- What you need to do
Restate every entry word for word.

- Exercise input

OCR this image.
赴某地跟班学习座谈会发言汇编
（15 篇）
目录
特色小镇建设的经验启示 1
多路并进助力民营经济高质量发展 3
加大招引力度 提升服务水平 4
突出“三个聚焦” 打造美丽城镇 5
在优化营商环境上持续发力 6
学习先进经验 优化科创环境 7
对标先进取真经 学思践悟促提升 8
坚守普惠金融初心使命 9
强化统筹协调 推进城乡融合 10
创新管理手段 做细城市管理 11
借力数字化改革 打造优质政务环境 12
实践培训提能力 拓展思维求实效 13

- Final result
OCR this image.
赴某地跟班学习座谈会发言汇编
（15 篇）
目录
特色小镇建设的经验启示 1
多路并进助力民营经济高质量发展 3
加大招引力度 提升服务水平 4
突出“三个聚焦” 打造美丽城镇 5
在优化营商环境上持续发力 6
学习先进经验 优化科创环境 7
对标先进取真经 学思践悟促提升 8
坚守普惠金融初心使命 9
强化统筹协调 推进城乡融合 10
创新管理手段 做细城市管理 11
借力数字化改革 打造优质政务环境 12
实践培训提能力 拓展思维求实效 13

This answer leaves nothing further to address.